» Task to carry out: Repeat each record exactly as written, and drop any images.

» Records supplied:
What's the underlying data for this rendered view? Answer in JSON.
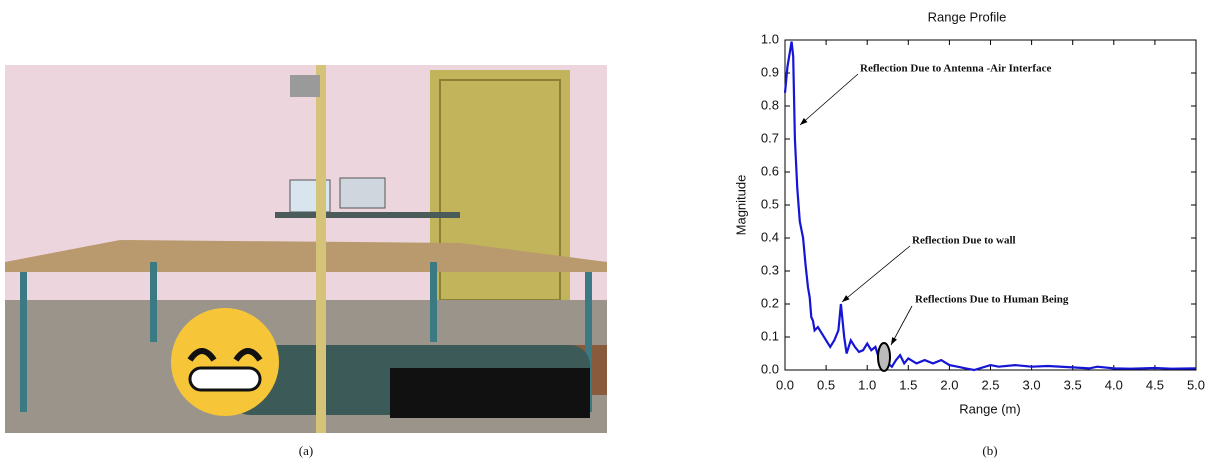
{
  "chart_data": {
    "type": "line",
    "title": "Range Profile",
    "xlabel": "Range (m)",
    "ylabel": "Magnitude",
    "x": [
      0.0,
      0.03,
      0.08,
      0.1,
      0.12,
      0.15,
      0.18,
      0.22,
      0.25,
      0.28,
      0.3,
      0.32,
      0.34,
      0.36,
      0.4,
      0.45,
      0.5,
      0.55,
      0.6,
      0.65,
      0.68,
      0.72,
      0.75,
      0.8,
      0.85,
      0.9,
      0.95,
      1.0,
      1.05,
      1.1,
      1.15,
      1.2,
      1.25,
      1.3,
      1.35,
      1.4,
      1.45,
      1.5,
      1.6,
      1.7,
      1.8,
      1.9,
      2.0,
      2.1,
      2.2,
      2.3,
      2.5,
      2.6,
      2.8,
      3.0,
      3.2,
      3.5,
      3.7,
      3.8,
      4.0,
      4.2,
      4.5,
      4.7,
      5.0
    ],
    "series": [
      {
        "color": "#1515d6",
        "values": [
          0.84,
          0.92,
          0.995,
          0.95,
          0.7,
          0.55,
          0.45,
          0.4,
          0.32,
          0.25,
          0.22,
          0.16,
          0.15,
          0.12,
          0.13,
          0.11,
          0.09,
          0.07,
          0.09,
          0.12,
          0.2,
          0.1,
          0.05,
          0.09,
          0.07,
          0.055,
          0.06,
          0.08,
          0.06,
          0.07,
          0.03,
          0.04,
          0.02,
          0.01,
          0.03,
          0.045,
          0.02,
          0.035,
          0.02,
          0.03,
          0.02,
          0.03,
          0.015,
          0.01,
          0.005,
          0.0,
          0.015,
          0.01,
          0.015,
          0.01,
          0.012,
          0.008,
          0.005,
          0.01,
          0.005,
          0.004,
          0.006,
          0.004,
          0.005
        ]
      }
    ],
    "xlim": [
      0,
      5
    ],
    "xticks": [
      {
        "value": 0,
        "label": "0.0"
      },
      {
        "value": 0.5,
        "label": "0.5"
      },
      {
        "value": 1,
        "label": "1.0"
      },
      {
        "value": 1.5,
        "label": "1.5"
      },
      {
        "value": 2,
        "label": "2.0"
      },
      {
        "value": 2.5,
        "label": "2.5"
      },
      {
        "value": 3,
        "label": "3.0"
      },
      {
        "value": 3.5,
        "label": "3.5"
      },
      {
        "value": 4,
        "label": "4.0"
      },
      {
        "value": 4.5,
        "label": "4.5"
      },
      {
        "value": 5,
        "label": "5.0"
      }
    ],
    "ylim": [
      0,
      1
    ],
    "yticks": [
      {
        "value": 0,
        "label": "0.0"
      },
      {
        "value": 0.1,
        "label": "0.1"
      },
      {
        "value": 0.2,
        "label": "0.2"
      },
      {
        "value": 0.3,
        "label": "0.3"
      },
      {
        "value": 0.4,
        "label": "0.4"
      },
      {
        "value": 0.5,
        "label": "0.5"
      },
      {
        "value": 0.6,
        "label": "0.6"
      },
      {
        "value": 0.7,
        "label": "0.7"
      },
      {
        "value": 0.8,
        "label": "0.8"
      },
      {
        "value": 0.9,
        "label": "0.9"
      },
      {
        "value": 1,
        "label": "1.0"
      }
    ],
    "annotations": [
      "Reflection Due to Antenna -Air Interface",
      "Reflection Due to wall",
      "Reflections Due to Human Being"
    ],
    "caption": "(b)"
  },
  "photo": {
    "caption": "(a)"
  }
}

» Task output:
What's the underlying data for this rendered view? Answer in JSON.
{
  "chart_data": {
    "type": "line",
    "title": "Range Profile",
    "xlabel": "Range (m)",
    "ylabel": "Magnitude",
    "x": [
      0.0,
      0.03,
      0.08,
      0.1,
      0.12,
      0.15,
      0.18,
      0.22,
      0.25,
      0.28,
      0.3,
      0.32,
      0.34,
      0.36,
      0.4,
      0.45,
      0.5,
      0.55,
      0.6,
      0.65,
      0.68,
      0.72,
      0.75,
      0.8,
      0.85,
      0.9,
      0.95,
      1.0,
      1.05,
      1.1,
      1.15,
      1.2,
      1.25,
      1.3,
      1.35,
      1.4,
      1.45,
      1.5,
      1.6,
      1.7,
      1.8,
      1.9,
      2.0,
      2.1,
      2.2,
      2.3,
      2.5,
      2.6,
      2.8,
      3.0,
      3.2,
      3.5,
      3.7,
      3.8,
      4.0,
      4.2,
      4.5,
      4.7,
      5.0
    ],
    "series": [
      {
        "color": "#1515d6",
        "values": [
          0.84,
          0.92,
          0.995,
          0.95,
          0.7,
          0.55,
          0.45,
          0.4,
          0.32,
          0.25,
          0.22,
          0.16,
          0.15,
          0.12,
          0.13,
          0.11,
          0.09,
          0.07,
          0.09,
          0.12,
          0.2,
          0.1,
          0.05,
          0.09,
          0.07,
          0.055,
          0.06,
          0.08,
          0.06,
          0.07,
          0.03,
          0.04,
          0.02,
          0.01,
          0.03,
          0.045,
          0.02,
          0.035,
          0.02,
          0.03,
          0.02,
          0.03,
          0.015,
          0.01,
          0.005,
          0.0,
          0.015,
          0.01,
          0.015,
          0.01,
          0.012,
          0.008,
          0.005,
          0.01,
          0.005,
          0.004,
          0.006,
          0.004,
          0.005
        ]
      }
    ],
    "xlim": [
      0,
      5
    ],
    "xticks": [
      {
        "value": 0,
        "label": "0.0"
      },
      {
        "value": 0.5,
        "label": "0.5"
      },
      {
        "value": 1,
        "label": "1.0"
      },
      {
        "value": 1.5,
        "label": "1.5"
      },
      {
        "value": 2,
        "label": "2.0"
      },
      {
        "value": 2.5,
        "label": "2.5"
      },
      {
        "value": 3,
        "label": "3.0"
      },
      {
        "value": 3.5,
        "label": "3.5"
      },
      {
        "value": 4,
        "label": "4.0"
      },
      {
        "value": 4.5,
        "label": "4.5"
      },
      {
        "value": 5,
        "label": "5.0"
      }
    ],
    "ylim": [
      0,
      1
    ],
    "yticks": [
      {
        "value": 0,
        "label": "0.0"
      },
      {
        "value": 0.1,
        "label": "0.1"
      },
      {
        "value": 0.2,
        "label": "0.2"
      },
      {
        "value": 0.3,
        "label": "0.3"
      },
      {
        "value": 0.4,
        "label": "0.4"
      },
      {
        "value": 0.5,
        "label": "0.5"
      },
      {
        "value": 0.6,
        "label": "0.6"
      },
      {
        "value": 0.7,
        "label": "0.7"
      },
      {
        "value": 0.8,
        "label": "0.8"
      },
      {
        "value": 0.9,
        "label": "0.9"
      },
      {
        "value": 1,
        "label": "1.0"
      }
    ],
    "annotations": [
      "Reflection Due to Antenna -Air Interface",
      "Reflection Due to wall",
      "Reflections Due to Human Being"
    ],
    "caption": "(b)"
  },
  "photo": {
    "caption": "(a)"
  }
}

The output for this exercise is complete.